● **PROBLEM TO SOLVE**
Copy out every line of the records where the string "경우에는" occurs.

● **SUPPLIED ENTRIES**

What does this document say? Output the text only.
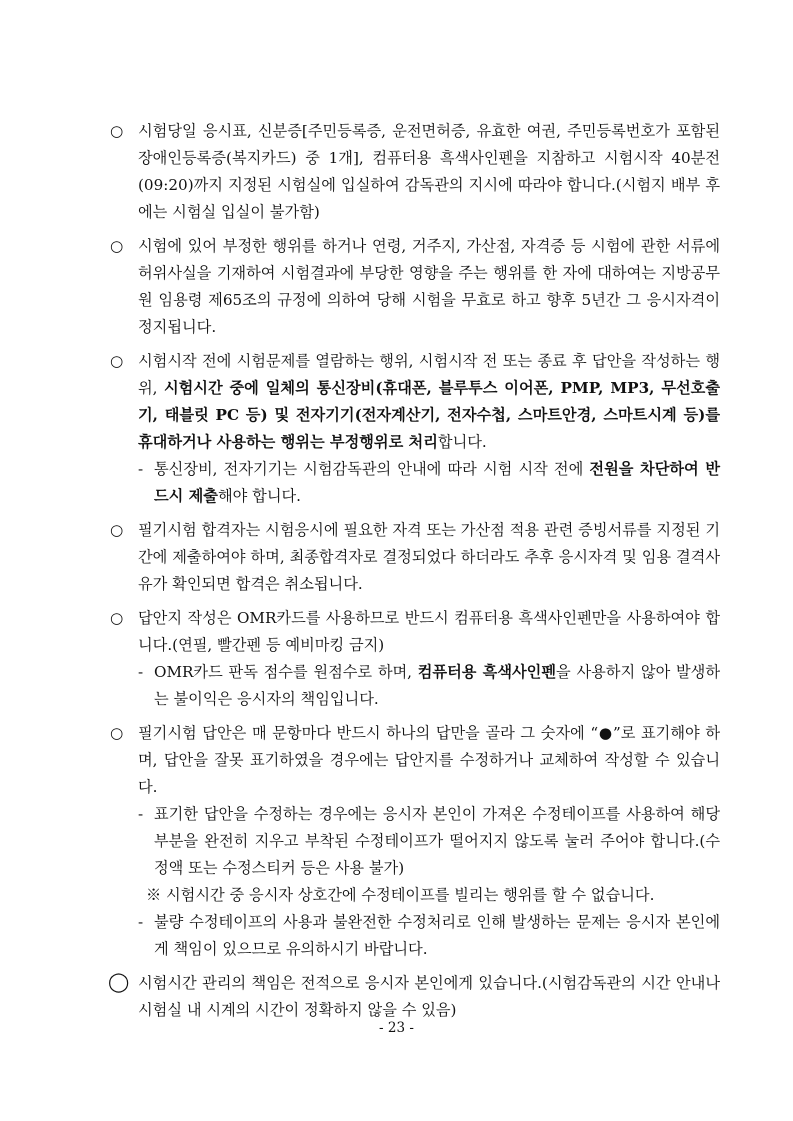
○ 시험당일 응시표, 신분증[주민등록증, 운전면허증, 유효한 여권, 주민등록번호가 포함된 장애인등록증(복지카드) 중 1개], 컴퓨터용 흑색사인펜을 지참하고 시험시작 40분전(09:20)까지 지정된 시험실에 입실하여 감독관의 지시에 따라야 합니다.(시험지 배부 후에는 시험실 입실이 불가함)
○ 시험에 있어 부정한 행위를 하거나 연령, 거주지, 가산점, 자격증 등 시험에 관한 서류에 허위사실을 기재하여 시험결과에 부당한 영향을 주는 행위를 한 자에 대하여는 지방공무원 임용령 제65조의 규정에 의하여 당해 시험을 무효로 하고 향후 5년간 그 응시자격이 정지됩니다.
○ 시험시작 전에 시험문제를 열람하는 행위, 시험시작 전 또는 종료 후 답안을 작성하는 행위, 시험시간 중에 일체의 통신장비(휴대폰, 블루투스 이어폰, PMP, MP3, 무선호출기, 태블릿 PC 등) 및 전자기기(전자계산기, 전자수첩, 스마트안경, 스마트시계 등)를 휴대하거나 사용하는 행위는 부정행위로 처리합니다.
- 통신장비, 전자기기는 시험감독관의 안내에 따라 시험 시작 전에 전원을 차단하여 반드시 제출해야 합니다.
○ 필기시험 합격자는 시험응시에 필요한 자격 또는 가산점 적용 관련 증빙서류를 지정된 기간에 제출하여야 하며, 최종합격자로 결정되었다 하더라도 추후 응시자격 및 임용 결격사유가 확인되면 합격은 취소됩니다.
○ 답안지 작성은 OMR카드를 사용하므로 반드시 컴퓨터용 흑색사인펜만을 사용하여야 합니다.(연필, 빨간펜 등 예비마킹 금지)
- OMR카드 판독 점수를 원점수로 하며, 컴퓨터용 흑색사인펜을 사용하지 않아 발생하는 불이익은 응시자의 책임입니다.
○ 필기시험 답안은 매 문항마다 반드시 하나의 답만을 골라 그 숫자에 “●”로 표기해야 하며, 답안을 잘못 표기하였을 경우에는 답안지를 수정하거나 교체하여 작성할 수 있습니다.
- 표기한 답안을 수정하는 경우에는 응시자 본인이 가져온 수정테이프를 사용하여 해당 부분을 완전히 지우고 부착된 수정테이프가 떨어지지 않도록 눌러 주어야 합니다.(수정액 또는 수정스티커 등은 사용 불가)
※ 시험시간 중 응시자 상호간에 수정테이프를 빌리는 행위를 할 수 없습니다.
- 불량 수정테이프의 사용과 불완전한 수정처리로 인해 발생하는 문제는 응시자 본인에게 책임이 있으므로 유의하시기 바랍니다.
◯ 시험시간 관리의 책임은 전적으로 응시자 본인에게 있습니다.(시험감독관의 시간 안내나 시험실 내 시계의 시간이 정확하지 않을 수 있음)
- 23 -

● **FULL SOLUTION**
○ 필기시험 답안은 매 문항마다 반드시 하나의 답만을 골라 그 숫자에 “●”로 표기해야 하며, 답안을 잘못 표기하였을 경우에는 답안지를 수정하거나 교체하여 작성할 수 있습니다.
- 표기한 답안을 수정하는 경우에는 응시자 본인이 가져온 수정테이프를 사용하여 해당 부분을 완전히 지우고 부착된 수정테이프가 떨어지지 않도록 눌러 주어야 합니다.(수정액 또는 수정스티커 등은 사용 불가)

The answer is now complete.